TASK BRIEF: Quote the whole listing verbatim.

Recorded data
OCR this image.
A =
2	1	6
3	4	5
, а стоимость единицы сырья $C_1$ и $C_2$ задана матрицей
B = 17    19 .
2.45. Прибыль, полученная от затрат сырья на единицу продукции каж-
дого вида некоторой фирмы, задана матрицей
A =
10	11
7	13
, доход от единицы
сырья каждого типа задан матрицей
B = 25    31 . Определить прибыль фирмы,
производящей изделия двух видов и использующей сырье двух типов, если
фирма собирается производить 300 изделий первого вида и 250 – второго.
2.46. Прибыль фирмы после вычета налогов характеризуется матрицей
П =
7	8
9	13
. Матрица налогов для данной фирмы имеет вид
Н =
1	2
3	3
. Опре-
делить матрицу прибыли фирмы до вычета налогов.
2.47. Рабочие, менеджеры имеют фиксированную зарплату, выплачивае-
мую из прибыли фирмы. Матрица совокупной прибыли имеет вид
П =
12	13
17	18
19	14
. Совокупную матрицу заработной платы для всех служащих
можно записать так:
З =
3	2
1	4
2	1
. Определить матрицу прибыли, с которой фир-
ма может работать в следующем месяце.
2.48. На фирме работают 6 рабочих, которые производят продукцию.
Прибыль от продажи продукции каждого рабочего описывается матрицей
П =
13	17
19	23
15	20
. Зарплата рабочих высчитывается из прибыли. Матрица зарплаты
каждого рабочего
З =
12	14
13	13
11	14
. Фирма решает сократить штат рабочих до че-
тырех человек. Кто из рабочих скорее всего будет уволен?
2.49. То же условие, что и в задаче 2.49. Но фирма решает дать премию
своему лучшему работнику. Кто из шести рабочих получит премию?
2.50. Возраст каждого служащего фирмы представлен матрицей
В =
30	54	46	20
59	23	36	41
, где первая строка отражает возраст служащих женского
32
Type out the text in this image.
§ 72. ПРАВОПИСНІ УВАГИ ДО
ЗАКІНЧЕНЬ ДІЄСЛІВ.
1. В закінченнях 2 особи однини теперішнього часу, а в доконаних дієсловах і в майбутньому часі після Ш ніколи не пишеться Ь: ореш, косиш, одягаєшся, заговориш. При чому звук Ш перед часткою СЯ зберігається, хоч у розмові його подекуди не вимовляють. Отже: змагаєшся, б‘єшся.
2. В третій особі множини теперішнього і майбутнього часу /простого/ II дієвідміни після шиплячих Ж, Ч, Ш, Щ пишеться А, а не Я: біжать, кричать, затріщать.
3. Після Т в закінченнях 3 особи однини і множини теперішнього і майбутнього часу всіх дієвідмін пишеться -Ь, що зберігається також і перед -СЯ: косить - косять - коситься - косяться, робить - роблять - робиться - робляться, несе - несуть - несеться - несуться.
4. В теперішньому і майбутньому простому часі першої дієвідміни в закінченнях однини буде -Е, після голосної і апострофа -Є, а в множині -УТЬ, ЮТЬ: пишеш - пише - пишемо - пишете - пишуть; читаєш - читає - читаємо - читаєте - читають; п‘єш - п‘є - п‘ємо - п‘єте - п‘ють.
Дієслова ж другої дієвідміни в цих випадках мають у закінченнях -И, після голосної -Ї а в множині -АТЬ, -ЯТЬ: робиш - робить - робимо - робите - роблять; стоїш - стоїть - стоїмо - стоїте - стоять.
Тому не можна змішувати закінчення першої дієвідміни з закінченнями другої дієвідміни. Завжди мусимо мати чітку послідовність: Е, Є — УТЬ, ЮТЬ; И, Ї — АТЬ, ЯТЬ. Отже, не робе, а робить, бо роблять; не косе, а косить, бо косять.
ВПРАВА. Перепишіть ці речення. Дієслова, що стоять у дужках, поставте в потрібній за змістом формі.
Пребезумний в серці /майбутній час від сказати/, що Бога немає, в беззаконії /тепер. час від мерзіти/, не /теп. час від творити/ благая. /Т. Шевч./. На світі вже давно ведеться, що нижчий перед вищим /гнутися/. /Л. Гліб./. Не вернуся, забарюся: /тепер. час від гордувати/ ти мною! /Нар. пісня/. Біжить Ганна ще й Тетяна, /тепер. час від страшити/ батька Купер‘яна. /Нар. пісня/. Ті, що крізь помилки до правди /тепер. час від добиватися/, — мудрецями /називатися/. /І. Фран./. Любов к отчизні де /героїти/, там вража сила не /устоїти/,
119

EXPECTED OUTPUT:
OCR this image.
A =
2	1	6
3	4	5
, а стоимость единицы сырья $C_1$ и $C_2$ задана матрицей
B = 17    19 .
2.45. Прибыль, полученная от затрат сырья на единицу продукции каж-
дого вида некоторой фирмы, задана матрицей
A =
10	11
7	13
, доход от единицы
сырья каждого типа задан матрицей
B = 25    31 . Определить прибыль фирмы,
производящей изделия двух видов и использующей сырье двух типов, если
фирма собирается производить 300 изделий первого вида и 250 – второго.
2.46. Прибыль фирмы после вычета налогов характеризуется матрицей
П =
7	8
9	13
. Матрица налогов для данной фирмы имеет вид
Н =
1	2
3	3
. Опре-
делить матрицу прибыли фирмы до вычета налогов.
2.47. Рабочие, менеджеры имеют фиксированную зарплату, выплачивае-
мую из прибыли фирмы. Матрица совокупной прибыли имеет вид
П =
12	13
17	18
19	14
. Совокупную матрицу заработной платы для всех служащих
можно записать так:
З =
3	2
1	4
2	1
. Определить матрицу прибыли, с которой фир-
ма может работать в следующем месяце.
2.48. На фирме работают 6 рабочих, которые производят продукцию.
Прибыль от продажи продукции каждого рабочего описывается матрицей
П =
13	17
19	23
15	20
. Зарплата рабочих высчитывается из прибыли. Матрица зарплаты
каждого рабочего
З =
12	14
13	13
11	14
. Фирма решает сократить штат рабочих до че-
тырех человек. Кто из рабочих скорее всего будет уволен?
2.49. То же условие, что и в задаче 2.49. Но фирма решает дать премию
своему лучшему работнику. Кто из шести рабочих получит премию?
2.50. Возраст каждого служащего фирмы представлен матрицей
В =
30	54	46	20
59	23	36	41
, где первая строка отражает возраст служащих женского
32
Type out the text in this image.
§ 72. ПРАВОПИСНІ УВАГИ ДО
ЗАКІНЧЕНЬ ДІЄСЛІВ.
1. В закінченнях 2 особи однини теперішнього часу, а в доконаних дієсловах і в майбутньому часі після Ш ніколи не пишеться Ь: ореш, косиш, одягаєшся, заговориш. При чому звук Ш перед часткою СЯ зберігається, хоч у розмові його подекуди не вимовляють. Отже: змагаєшся, б‘єшся.
2. В третій особі множини теперішнього і майбутнього часу /простого/ II дієвідміни після шиплячих Ж, Ч, Ш, Щ пишеться А, а не Я: біжать, кричать, затріщать.
3. Після Т в закінченнях 3 особи однини і множини теперішнього і майбутнього часу всіх дієвідмін пишеться -Ь, що зберігається також і перед -СЯ: косить - косять - коситься - косяться, робить - роблять - робиться - робляться, несе - несуть - несеться - несуться.
4. В теперішньому і майбутньому простому часі першої дієвідміни в закінченнях однини буде -Е, після голосної і апострофа -Є, а в множині -УТЬ, ЮТЬ: пишеш - пише - пишемо - пишете - пишуть; читаєш - читає - читаємо - читаєте - читають; п‘єш - п‘є - п‘ємо - п‘єте - п‘ють.
Дієслова ж другої дієвідміни в цих випадках мають у закінченнях -И, після голосної -Ї а в множині -АТЬ, -ЯТЬ: робиш - робить - робимо - робите - роблять; стоїш - стоїть - стоїмо - стоїте - стоять.
Тому не можна змішувати закінчення першої дієвідміни з закінченнями другої дієвідміни. Завжди мусимо мати чітку послідовність: Е, Є — УТЬ, ЮТЬ; И, Ї — АТЬ, ЯТЬ. Отже, не робе, а робить, бо роблять; не косе, а косить, бо косять.
ВПРАВА. Перепишіть ці речення. Дієслова, що стоять у дужках, поставте в потрібній за змістом формі.
Пребезумний в серці /майбутній час від сказати/, що Бога немає, в беззаконії /тепер. час від мерзіти/, не /теп. час від творити/ благая. /Т. Шевч./. На світі вже давно ведеться, що нижчий перед вищим /гнутися/. /Л. Гліб./. Не вернуся, забарюся: /тепер. час від гордувати/ ти мною! /Нар. пісня/. Біжить Ганна ще й Тетяна, /тепер. час від страшити/ батька Купер‘яна. /Нар. пісня/. Ті, що крізь помилки до правди /тепер. час від добиватися/, — мудрецями /називатися/. /І. Фран./. Любов к отчизні де /героїти/, там вража сила не /устоїти/,
119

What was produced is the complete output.